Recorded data
— Start —

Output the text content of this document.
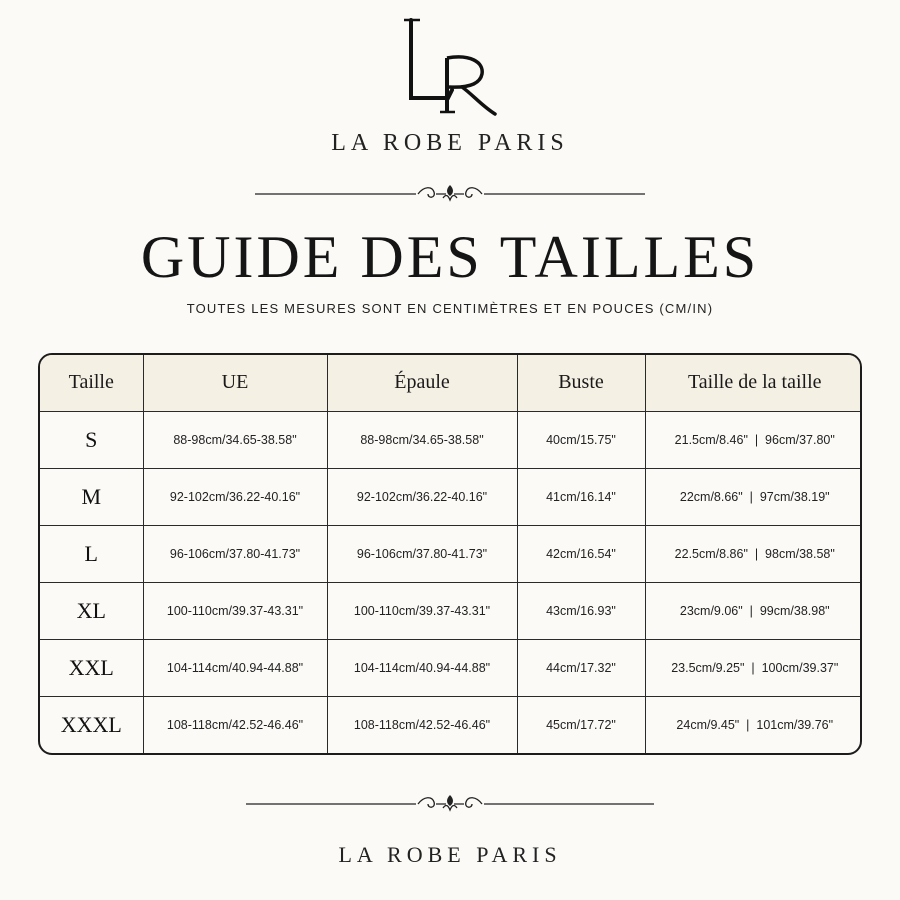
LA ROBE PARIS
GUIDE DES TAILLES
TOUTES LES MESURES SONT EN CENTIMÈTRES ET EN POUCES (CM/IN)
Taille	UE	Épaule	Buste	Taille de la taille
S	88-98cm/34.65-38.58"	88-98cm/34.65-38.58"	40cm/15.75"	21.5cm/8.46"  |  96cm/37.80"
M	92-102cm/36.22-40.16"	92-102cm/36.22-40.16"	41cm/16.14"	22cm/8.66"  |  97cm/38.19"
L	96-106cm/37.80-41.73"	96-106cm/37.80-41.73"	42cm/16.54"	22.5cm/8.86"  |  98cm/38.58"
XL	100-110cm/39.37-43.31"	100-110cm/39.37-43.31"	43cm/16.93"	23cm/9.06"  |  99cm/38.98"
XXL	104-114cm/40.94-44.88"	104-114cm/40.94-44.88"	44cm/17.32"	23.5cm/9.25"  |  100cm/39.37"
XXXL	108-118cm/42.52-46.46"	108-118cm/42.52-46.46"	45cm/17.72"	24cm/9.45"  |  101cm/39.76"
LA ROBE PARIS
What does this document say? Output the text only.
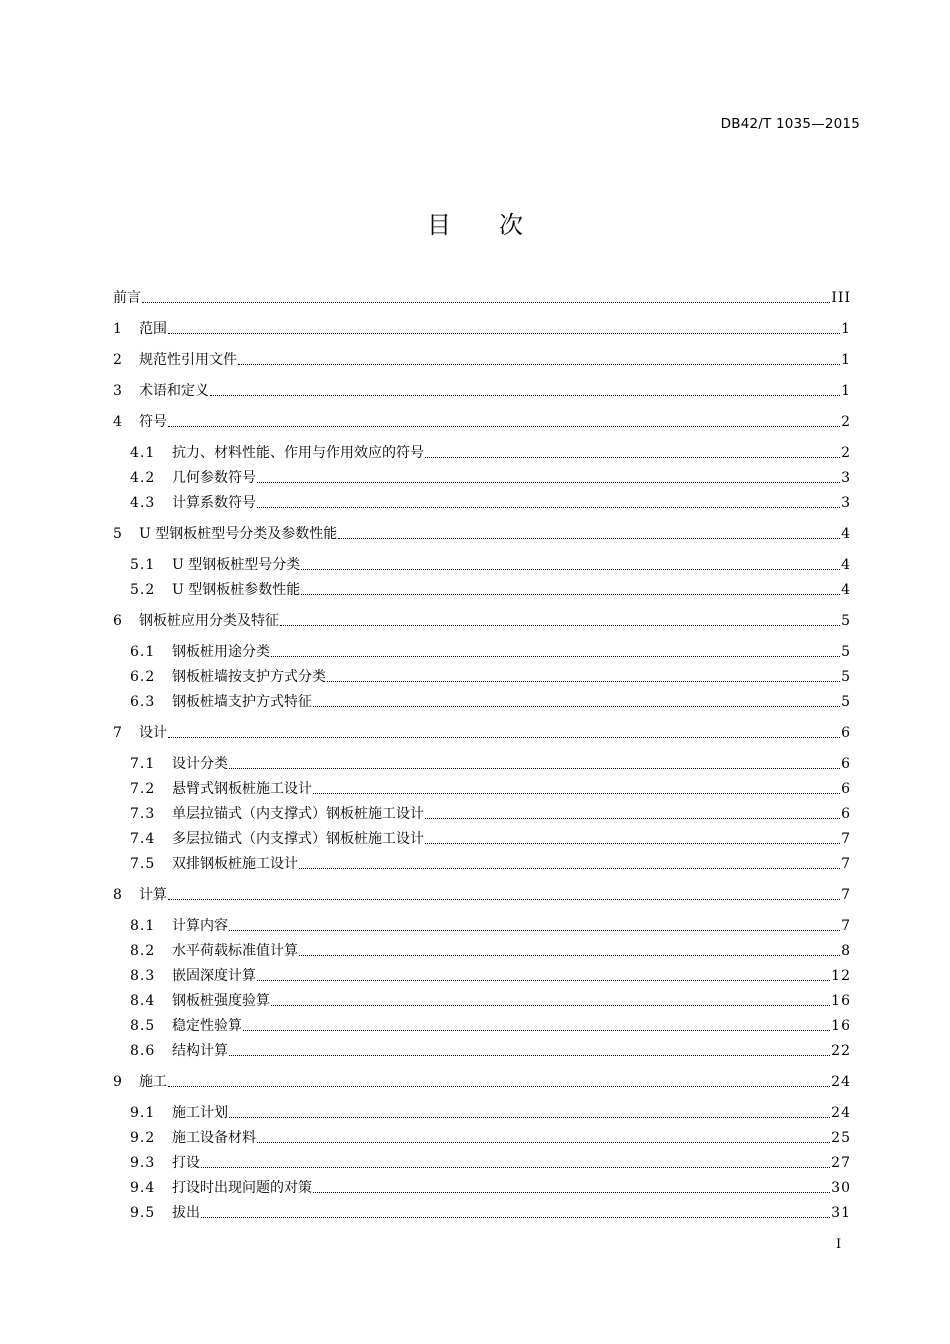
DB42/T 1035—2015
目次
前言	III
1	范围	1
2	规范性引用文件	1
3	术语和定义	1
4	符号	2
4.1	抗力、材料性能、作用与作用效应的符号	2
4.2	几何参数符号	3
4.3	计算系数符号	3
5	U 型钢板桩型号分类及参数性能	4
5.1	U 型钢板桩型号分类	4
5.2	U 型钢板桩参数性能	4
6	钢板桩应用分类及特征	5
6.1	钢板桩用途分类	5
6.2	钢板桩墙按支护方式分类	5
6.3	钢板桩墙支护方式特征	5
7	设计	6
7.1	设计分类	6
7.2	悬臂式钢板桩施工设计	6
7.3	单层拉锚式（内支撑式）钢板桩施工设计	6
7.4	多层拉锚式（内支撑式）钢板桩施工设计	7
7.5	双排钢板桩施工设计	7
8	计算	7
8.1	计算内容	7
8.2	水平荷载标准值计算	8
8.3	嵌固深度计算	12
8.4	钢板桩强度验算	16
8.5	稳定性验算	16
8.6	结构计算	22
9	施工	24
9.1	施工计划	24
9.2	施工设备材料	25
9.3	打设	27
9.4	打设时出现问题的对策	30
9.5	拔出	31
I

— End —
— Start —

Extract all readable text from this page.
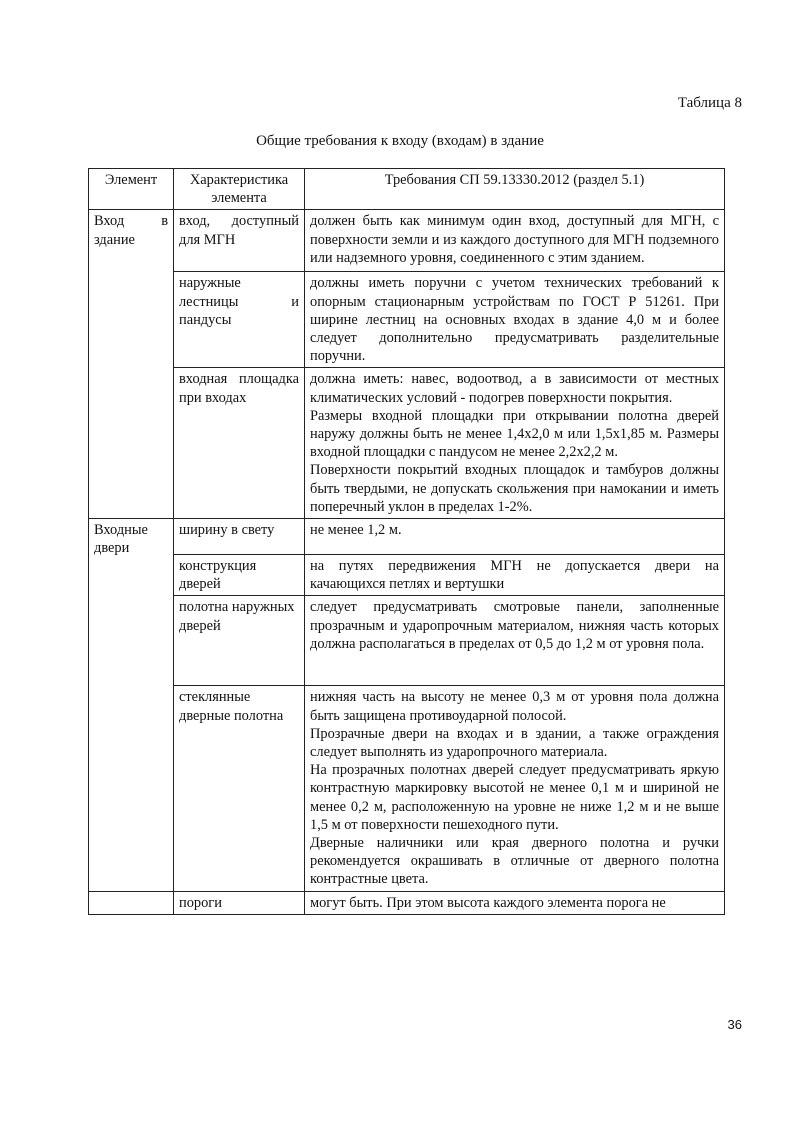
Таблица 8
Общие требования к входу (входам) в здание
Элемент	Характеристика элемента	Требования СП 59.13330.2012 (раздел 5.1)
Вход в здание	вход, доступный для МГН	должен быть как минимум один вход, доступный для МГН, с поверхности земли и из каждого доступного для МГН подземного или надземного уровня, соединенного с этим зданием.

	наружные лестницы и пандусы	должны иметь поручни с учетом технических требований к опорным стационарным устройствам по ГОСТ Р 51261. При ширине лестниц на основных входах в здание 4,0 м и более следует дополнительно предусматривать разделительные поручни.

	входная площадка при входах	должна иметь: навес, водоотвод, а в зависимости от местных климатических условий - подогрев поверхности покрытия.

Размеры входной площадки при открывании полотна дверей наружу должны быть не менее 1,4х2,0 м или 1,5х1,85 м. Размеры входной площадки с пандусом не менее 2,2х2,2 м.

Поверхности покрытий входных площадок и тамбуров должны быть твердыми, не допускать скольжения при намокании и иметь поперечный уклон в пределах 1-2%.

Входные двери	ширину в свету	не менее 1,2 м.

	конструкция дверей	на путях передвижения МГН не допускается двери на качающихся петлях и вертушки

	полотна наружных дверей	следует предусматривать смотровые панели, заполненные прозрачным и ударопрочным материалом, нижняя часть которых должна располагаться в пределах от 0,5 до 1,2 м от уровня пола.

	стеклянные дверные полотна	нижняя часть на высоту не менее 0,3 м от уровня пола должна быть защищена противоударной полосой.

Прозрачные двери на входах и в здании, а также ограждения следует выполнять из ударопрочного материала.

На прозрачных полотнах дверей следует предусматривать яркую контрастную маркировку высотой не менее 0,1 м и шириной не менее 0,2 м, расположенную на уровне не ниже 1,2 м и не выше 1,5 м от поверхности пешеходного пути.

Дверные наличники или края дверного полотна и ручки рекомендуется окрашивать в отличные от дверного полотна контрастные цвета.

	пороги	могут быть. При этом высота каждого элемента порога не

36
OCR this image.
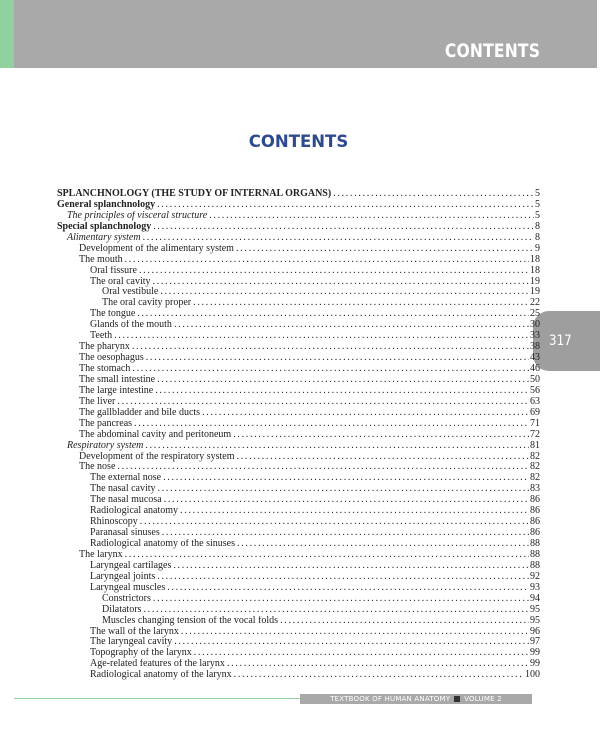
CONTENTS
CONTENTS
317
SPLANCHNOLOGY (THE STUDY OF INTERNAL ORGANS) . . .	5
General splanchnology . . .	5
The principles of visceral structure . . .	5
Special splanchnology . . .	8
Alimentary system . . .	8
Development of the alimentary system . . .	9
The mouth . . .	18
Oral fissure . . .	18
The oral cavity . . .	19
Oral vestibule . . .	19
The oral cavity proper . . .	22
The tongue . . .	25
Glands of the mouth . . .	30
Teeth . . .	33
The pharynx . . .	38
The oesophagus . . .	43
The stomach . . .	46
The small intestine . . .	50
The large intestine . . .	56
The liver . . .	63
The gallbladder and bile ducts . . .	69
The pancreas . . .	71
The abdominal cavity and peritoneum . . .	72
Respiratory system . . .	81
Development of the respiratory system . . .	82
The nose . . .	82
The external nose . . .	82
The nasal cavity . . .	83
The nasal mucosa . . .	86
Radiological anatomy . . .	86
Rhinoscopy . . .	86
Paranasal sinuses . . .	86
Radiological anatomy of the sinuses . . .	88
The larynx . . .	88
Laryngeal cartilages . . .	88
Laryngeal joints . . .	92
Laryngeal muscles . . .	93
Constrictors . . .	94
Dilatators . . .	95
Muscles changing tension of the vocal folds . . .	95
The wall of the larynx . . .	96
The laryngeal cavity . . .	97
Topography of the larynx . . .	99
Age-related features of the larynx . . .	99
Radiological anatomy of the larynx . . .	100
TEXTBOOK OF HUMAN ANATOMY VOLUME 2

— End —

GIVEN PROBLEM: Which lines include the word "следует"? Copy every one of them.

TASK OUTPUT:
	наружные лестницы и пандусы	должны иметь поручни с учетом технических требований к опорным стационарным устройствам по ГОСТ Р 51261. При ширине лестниц на основных входах в здание 4,0 м и более следует дополнительно предусматривать разделительные поручни.
	полотна наружных дверей	следует предусматривать смотровые панели, заполненные прозрачным и ударопрочным материалом, нижняя часть которых должна располагаться в пределах от 0,5 до 1,2 м от уровня пола.
Прозрачные двери на входах и в здании, а также ограждения следует выполнять из ударопрочного материала.
На прозрачных полотнах дверей следует предусматривать яркую контрастную маркировку высотой не менее 0,1 м и шириной не менее 0,2 м, расположенную на уровне не ниже 1,2 м и не выше 1,5 м от поверхности пешеходного пути.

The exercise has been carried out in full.